** Begin The records **
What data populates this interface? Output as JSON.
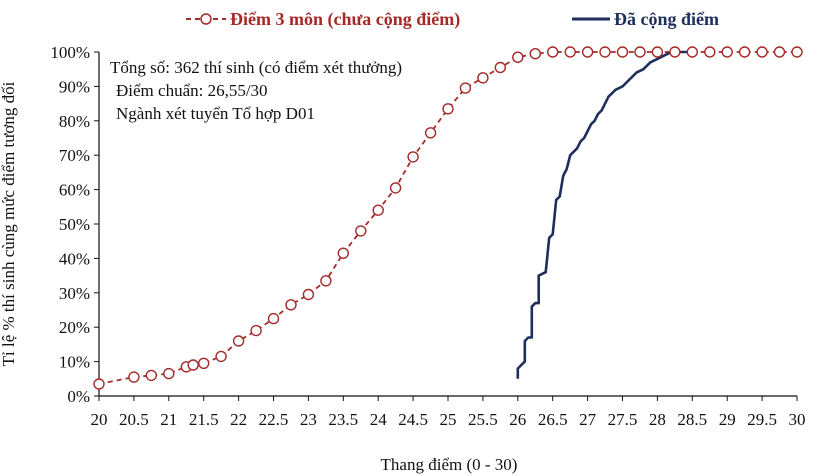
{
  "chart_data": {
    "type": "line",
    "xlabel": "Thang điểm (0 - 30)",
    "ylabel": "Tỉ lệ % thí sinh cùng mức điểm tương đối",
    "xlim": [
      20,
      30
    ],
    "ylim": [
      0,
      100
    ],
    "x_ticks": [
      "20",
      "20.5",
      "21",
      "21.5",
      "22",
      "22.5",
      "23",
      "23.5",
      "24",
      "24.5",
      "25",
      "25.5",
      "26",
      "26.5",
      "27",
      "27.5",
      "28",
      "28.5",
      "29",
      "29.5",
      "30"
    ],
    "y_ticks": [
      "0%",
      "10%",
      "20%",
      "30%",
      "40%",
      "50%",
      "60%",
      "70%",
      "80%",
      "90%",
      "100%"
    ],
    "grid": false,
    "legend_position": "top",
    "annotations": [
      "Tổng số: 362 thí sinh  (có điểm xét thưởng)",
      "Điểm chuẩn: 26,55/30",
      "Ngành xét tuyển Tổ hợp D01"
    ],
    "series": [
      {
        "name": "Điểm 3 môn (chưa cộng điểm)",
        "color": "#a52a2a",
        "style": "dashed-circle-markers",
        "x": [
          20,
          20.5,
          20.75,
          21,
          21.25,
          21.35,
          21.5,
          21.75,
          22,
          22.25,
          22.5,
          22.75,
          23,
          23.25,
          23.5,
          23.75,
          24,
          24.25,
          24.5,
          24.75,
          25,
          25.25,
          25.5,
          25.75,
          26,
          26.25,
          26.5,
          26.75,
          27,
          27.25,
          27.5,
          27.75,
          28,
          28.25,
          28.5,
          28.75,
          29,
          29.25,
          29.5,
          29.75,
          30
        ],
        "y": [
          3.5,
          5.5,
          6,
          6.5,
          8.5,
          9,
          9.5,
          11.5,
          16,
          19,
          22.5,
          26.5,
          29.5,
          33.5,
          41.5,
          48,
          54,
          60.5,
          69.5,
          76.5,
          83.5,
          89.5,
          92.5,
          95.5,
          98.5,
          99.5,
          100,
          100,
          100,
          100,
          100,
          100,
          100,
          100,
          100,
          100,
          100,
          100,
          100,
          100,
          100
        ]
      },
      {
        "name": "Đã cộng điểm",
        "color": "#1f2f5c",
        "style": "solid",
        "x": [
          26.0,
          26.0,
          26.05,
          26.1,
          26.1,
          26.15,
          26.2,
          26.2,
          26.25,
          26.3,
          26.3,
          26.4,
          26.45,
          26.5,
          26.55,
          26.6,
          26.65,
          26.7,
          26.75,
          26.8,
          26.85,
          26.9,
          26.95,
          27.0,
          27.05,
          27.1,
          27.15,
          27.2,
          27.3,
          27.4,
          27.5,
          27.6,
          27.7,
          27.8,
          27.9,
          28.0,
          28.1,
          28.2,
          28.3,
          28.5
        ],
        "y": [
          5,
          8,
          9,
          10,
          16,
          17,
          17,
          26,
          27,
          27,
          35,
          36,
          46,
          47,
          57,
          58,
          64,
          66,
          70,
          71,
          72,
          74,
          75,
          77,
          79,
          80,
          82,
          83,
          87,
          89,
          90,
          92,
          94,
          95,
          97,
          98,
          99,
          100,
          100,
          100
        ]
      }
    ]
  }
}
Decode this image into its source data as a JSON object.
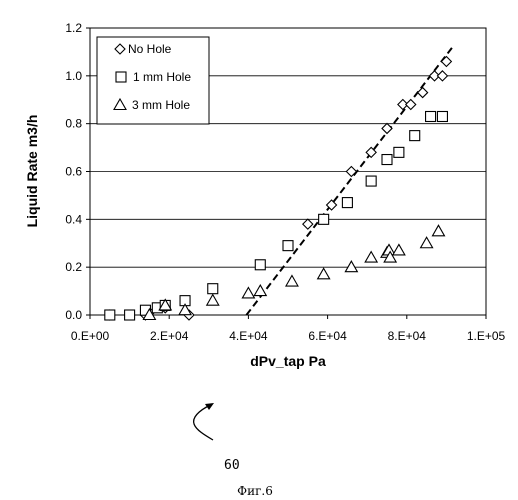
** End The records **
Instructions for the task: Pictures are to be left out; all else in the entries above is to be quoted exactly.

Output below:
What data populates this interface? Output as JSON.
{
  "chart_data": {
    "type": "line",
    "xlabel": "Thang điểm (0 - 30)",
    "ylabel": "Tỉ lệ % thí sinh cùng mức điểm tương đối",
    "xlim": [
      20,
      30
    ],
    "ylim": [
      0,
      100
    ],
    "x_ticks": [
      "20",
      "20.5",
      "21",
      "21.5",
      "22",
      "22.5",
      "23",
      "23.5",
      "24",
      "24.5",
      "25",
      "25.5",
      "26",
      "26.5",
      "27",
      "27.5",
      "28",
      "28.5",
      "29",
      "29.5",
      "30"
    ],
    "y_ticks": [
      "0%",
      "10%",
      "20%",
      "30%",
      "40%",
      "50%",
      "60%",
      "70%",
      "80%",
      "90%",
      "100%"
    ],
    "grid": false,
    "legend_position": "top",
    "annotations": [
      "Tổng số: 362 thí sinh  (có điểm xét thưởng)",
      "Điểm chuẩn: 26,55/30",
      "Ngành xét tuyển Tổ hợp D01"
    ],
    "series": [
      {
        "name": "Điểm 3 môn (chưa cộng điểm)",
        "color": "#a52a2a",
        "style": "dashed-circle-markers",
        "x": [
          20,
          20.5,
          20.75,
          21,
          21.25,
          21.35,
          21.5,
          21.75,
          22,
          22.25,
          22.5,
          22.75,
          23,
          23.25,
          23.5,
          23.75,
          24,
          24.25,
          24.5,
          24.75,
          25,
          25.25,
          25.5,
          25.75,
          26,
          26.25,
          26.5,
          26.75,
          27,
          27.25,
          27.5,
          27.75,
          28,
          28.25,
          28.5,
          28.75,
          29,
          29.25,
          29.5,
          29.75,
          30
        ],
        "y": [
          3.5,
          5.5,
          6,
          6.5,
          8.5,
          9,
          9.5,
          11.5,
          16,
          19,
          22.5,
          26.5,
          29.5,
          33.5,
          41.5,
          48,
          54,
          60.5,
          69.5,
          76.5,
          83.5,
          89.5,
          92.5,
          95.5,
          98.5,
          99.5,
          100,
          100,
          100,
          100,
          100,
          100,
          100,
          100,
          100,
          100,
          100,
          100,
          100,
          100,
          100
        ]
      },
      {
        "name": "Đã cộng điểm",
        "color": "#1f2f5c",
        "style": "solid",
        "x": [
          26.0,
          26.0,
          26.05,
          26.1,
          26.1,
          26.15,
          26.2,
          26.2,
          26.25,
          26.3,
          26.3,
          26.4,
          26.45,
          26.5,
          26.55,
          26.6,
          26.65,
          26.7,
          26.75,
          26.8,
          26.85,
          26.9,
          26.95,
          27.0,
          27.05,
          27.1,
          27.15,
          27.2,
          27.3,
          27.4,
          27.5,
          27.6,
          27.7,
          27.8,
          27.9,
          28.0,
          28.1,
          28.2,
          28.3,
          28.5
        ],
        "y": [
          5,
          8,
          9,
          10,
          16,
          17,
          17,
          26,
          27,
          27,
          35,
          36,
          46,
          47,
          57,
          58,
          64,
          66,
          70,
          71,
          72,
          74,
          75,
          77,
          79,
          80,
          82,
          83,
          87,
          89,
          90,
          92,
          94,
          95,
          97,
          98,
          99,
          100,
          100,
          100
        ]
      }
    ]
  }
}
Decode this image into its source data as a JSON object.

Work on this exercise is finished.